[The exercise]
Please pull out every line that includes the string "author".

[Record excerpts]
** Begin **

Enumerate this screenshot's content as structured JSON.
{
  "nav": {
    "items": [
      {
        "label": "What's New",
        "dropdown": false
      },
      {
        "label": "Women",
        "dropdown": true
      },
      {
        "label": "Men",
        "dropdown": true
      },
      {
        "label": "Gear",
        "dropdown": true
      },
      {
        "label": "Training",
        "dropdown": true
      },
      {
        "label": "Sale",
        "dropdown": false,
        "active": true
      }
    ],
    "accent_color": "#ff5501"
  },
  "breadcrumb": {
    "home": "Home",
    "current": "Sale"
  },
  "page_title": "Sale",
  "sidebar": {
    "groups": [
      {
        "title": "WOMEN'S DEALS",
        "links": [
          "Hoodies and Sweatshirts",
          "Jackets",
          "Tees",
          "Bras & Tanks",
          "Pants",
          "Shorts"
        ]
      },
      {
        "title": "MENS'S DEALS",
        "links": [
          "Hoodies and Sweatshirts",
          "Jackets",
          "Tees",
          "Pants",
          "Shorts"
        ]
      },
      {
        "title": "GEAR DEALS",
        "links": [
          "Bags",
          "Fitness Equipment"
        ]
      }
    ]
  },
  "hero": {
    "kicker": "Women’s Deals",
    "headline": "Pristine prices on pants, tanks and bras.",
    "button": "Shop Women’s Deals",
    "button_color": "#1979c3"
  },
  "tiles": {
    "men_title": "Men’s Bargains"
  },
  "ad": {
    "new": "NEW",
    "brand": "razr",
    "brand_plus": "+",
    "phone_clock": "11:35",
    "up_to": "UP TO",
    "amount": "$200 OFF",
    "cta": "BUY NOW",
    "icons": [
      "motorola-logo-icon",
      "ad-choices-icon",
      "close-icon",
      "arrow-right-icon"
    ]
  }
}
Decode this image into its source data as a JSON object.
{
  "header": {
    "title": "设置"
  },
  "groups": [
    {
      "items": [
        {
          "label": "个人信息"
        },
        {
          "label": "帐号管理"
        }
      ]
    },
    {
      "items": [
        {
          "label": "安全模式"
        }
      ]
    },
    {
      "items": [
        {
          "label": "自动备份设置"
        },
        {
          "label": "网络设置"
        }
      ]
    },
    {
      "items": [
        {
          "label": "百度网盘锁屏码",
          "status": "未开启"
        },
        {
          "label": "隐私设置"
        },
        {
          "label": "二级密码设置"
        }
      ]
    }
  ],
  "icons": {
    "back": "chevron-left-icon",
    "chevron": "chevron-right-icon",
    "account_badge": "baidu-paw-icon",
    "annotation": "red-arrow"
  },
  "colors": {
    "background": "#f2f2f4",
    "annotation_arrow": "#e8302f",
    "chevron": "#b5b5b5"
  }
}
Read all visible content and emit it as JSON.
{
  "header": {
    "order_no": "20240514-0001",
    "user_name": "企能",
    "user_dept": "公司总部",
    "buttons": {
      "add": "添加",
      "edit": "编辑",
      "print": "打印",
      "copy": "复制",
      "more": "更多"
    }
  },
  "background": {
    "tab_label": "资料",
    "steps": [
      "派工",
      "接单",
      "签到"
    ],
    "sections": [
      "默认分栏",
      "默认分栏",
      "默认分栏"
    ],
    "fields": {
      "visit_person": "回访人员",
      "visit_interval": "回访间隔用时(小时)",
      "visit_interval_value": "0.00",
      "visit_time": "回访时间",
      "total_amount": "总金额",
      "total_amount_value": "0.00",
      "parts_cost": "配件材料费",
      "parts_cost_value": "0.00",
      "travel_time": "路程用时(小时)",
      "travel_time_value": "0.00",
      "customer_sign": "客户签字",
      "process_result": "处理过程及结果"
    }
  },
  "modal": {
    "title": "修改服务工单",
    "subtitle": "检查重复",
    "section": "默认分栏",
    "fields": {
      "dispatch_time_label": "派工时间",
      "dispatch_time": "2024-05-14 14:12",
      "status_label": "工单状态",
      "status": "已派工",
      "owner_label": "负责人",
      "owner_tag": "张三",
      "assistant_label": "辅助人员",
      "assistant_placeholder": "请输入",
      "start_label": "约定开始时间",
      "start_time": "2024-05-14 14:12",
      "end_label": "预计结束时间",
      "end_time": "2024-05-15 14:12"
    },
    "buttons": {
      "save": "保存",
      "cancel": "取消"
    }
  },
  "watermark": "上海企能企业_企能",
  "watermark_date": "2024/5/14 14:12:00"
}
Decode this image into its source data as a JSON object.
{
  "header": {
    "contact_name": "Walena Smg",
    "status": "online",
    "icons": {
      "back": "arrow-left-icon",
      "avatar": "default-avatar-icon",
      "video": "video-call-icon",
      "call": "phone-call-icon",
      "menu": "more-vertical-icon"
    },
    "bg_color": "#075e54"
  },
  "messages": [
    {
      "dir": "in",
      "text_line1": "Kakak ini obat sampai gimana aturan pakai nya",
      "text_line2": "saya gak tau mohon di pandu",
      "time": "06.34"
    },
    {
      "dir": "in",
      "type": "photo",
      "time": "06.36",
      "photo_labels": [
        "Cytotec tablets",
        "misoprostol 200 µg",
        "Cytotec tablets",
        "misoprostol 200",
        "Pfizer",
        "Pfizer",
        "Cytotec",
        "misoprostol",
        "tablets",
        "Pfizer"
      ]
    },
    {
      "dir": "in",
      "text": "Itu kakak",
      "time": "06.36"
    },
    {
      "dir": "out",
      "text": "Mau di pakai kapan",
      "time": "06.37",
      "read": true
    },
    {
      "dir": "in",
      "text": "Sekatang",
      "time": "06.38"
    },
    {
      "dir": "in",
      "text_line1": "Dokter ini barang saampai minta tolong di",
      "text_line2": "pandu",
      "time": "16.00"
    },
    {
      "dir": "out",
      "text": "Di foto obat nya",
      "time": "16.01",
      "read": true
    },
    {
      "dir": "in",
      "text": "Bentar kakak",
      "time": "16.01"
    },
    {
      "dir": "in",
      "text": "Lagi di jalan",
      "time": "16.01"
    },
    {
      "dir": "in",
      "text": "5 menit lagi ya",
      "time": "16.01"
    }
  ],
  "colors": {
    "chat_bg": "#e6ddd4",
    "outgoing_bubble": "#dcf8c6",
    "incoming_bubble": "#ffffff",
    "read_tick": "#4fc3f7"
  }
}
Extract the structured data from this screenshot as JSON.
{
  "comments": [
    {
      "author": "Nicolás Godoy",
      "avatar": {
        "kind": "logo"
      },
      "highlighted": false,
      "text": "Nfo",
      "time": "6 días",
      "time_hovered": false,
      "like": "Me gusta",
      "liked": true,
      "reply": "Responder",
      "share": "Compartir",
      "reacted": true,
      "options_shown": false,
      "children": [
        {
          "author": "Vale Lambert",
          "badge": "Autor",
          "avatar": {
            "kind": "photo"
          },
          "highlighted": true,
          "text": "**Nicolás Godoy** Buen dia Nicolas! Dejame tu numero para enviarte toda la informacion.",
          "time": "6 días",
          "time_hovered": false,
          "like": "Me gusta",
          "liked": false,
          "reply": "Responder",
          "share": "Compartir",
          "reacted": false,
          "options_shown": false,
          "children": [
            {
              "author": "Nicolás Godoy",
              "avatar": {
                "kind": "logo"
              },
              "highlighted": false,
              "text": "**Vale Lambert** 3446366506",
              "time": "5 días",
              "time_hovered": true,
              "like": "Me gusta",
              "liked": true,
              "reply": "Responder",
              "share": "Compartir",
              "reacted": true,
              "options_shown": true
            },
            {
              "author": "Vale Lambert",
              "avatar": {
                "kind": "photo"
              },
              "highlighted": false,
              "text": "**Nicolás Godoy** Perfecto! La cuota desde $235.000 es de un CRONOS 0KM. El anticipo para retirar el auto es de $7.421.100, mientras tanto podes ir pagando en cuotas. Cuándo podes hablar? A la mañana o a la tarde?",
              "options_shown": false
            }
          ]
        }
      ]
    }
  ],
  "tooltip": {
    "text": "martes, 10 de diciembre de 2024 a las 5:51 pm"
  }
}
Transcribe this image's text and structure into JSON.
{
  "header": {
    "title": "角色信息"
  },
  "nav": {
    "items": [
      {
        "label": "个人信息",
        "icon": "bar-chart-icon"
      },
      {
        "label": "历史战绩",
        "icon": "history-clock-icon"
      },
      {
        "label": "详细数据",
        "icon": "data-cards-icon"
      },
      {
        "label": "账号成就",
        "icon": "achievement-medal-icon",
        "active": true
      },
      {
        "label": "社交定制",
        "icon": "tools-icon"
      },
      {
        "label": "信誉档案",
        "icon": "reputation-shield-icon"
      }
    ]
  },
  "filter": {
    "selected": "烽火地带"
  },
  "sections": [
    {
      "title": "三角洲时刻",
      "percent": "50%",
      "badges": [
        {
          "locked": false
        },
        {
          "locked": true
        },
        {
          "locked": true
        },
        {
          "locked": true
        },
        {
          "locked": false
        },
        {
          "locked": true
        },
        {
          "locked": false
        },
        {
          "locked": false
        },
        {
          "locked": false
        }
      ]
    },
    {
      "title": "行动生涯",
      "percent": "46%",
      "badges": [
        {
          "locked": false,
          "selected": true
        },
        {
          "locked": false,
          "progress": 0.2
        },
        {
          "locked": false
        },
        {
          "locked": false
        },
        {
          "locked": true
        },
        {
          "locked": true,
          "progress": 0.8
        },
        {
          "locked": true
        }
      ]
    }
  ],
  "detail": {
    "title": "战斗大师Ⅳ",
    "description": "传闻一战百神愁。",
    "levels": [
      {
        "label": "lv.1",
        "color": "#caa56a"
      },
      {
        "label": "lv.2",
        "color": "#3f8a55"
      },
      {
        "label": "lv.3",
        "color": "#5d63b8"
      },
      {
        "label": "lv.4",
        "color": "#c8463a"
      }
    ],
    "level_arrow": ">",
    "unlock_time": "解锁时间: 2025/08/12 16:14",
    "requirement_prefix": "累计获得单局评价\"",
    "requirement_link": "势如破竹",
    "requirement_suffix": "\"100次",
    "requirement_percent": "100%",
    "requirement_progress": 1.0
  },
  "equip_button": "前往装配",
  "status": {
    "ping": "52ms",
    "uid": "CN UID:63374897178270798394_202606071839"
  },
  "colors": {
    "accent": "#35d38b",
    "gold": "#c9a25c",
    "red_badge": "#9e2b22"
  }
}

** End **

[Answer below]
      "author": "Nicolás Godoy",
          "author": "Vale Lambert",
              "author": "Nicolás Godoy",
              "author": "Vale Lambert",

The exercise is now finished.